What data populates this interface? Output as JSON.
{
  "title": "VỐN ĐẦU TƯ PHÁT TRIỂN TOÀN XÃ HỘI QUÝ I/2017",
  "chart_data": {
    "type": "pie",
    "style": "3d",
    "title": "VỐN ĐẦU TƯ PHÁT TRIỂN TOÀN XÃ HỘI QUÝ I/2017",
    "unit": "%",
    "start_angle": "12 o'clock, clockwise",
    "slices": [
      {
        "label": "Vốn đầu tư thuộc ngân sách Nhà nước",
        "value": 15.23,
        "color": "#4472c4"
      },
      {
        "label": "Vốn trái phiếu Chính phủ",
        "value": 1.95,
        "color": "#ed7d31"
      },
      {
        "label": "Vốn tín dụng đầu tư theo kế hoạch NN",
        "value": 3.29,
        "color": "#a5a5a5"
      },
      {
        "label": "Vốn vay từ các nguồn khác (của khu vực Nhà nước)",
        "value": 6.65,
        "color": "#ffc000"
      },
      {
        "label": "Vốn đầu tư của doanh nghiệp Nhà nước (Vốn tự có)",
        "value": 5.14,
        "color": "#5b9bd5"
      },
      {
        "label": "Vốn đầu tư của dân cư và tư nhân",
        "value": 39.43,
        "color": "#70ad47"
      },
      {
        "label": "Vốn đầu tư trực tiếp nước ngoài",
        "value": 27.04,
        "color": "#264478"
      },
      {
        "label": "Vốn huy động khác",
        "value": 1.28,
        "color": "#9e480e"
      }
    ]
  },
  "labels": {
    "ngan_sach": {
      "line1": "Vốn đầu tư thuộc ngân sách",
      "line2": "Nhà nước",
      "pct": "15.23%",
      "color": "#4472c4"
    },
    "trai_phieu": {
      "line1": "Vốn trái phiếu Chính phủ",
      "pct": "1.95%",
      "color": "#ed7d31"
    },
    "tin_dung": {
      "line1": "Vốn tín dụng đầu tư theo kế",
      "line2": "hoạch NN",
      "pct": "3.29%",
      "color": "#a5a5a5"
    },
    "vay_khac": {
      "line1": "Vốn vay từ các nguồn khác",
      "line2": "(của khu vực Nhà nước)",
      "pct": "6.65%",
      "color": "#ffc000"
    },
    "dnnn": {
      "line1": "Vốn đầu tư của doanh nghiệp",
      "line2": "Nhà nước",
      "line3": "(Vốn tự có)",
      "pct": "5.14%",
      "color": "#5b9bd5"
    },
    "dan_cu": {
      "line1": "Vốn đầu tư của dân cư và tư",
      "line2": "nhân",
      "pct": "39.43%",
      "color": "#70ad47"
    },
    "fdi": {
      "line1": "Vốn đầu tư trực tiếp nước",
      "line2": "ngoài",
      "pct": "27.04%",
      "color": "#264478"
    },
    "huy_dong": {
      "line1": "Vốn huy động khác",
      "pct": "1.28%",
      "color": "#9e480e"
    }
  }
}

• • • • •

Which lines in the records above contain the string "hoạch"? Copy each one.

        "label": "Vốn tín dụng đầu tư theo kế hoạch NN",
      "line2": "hoạch NN",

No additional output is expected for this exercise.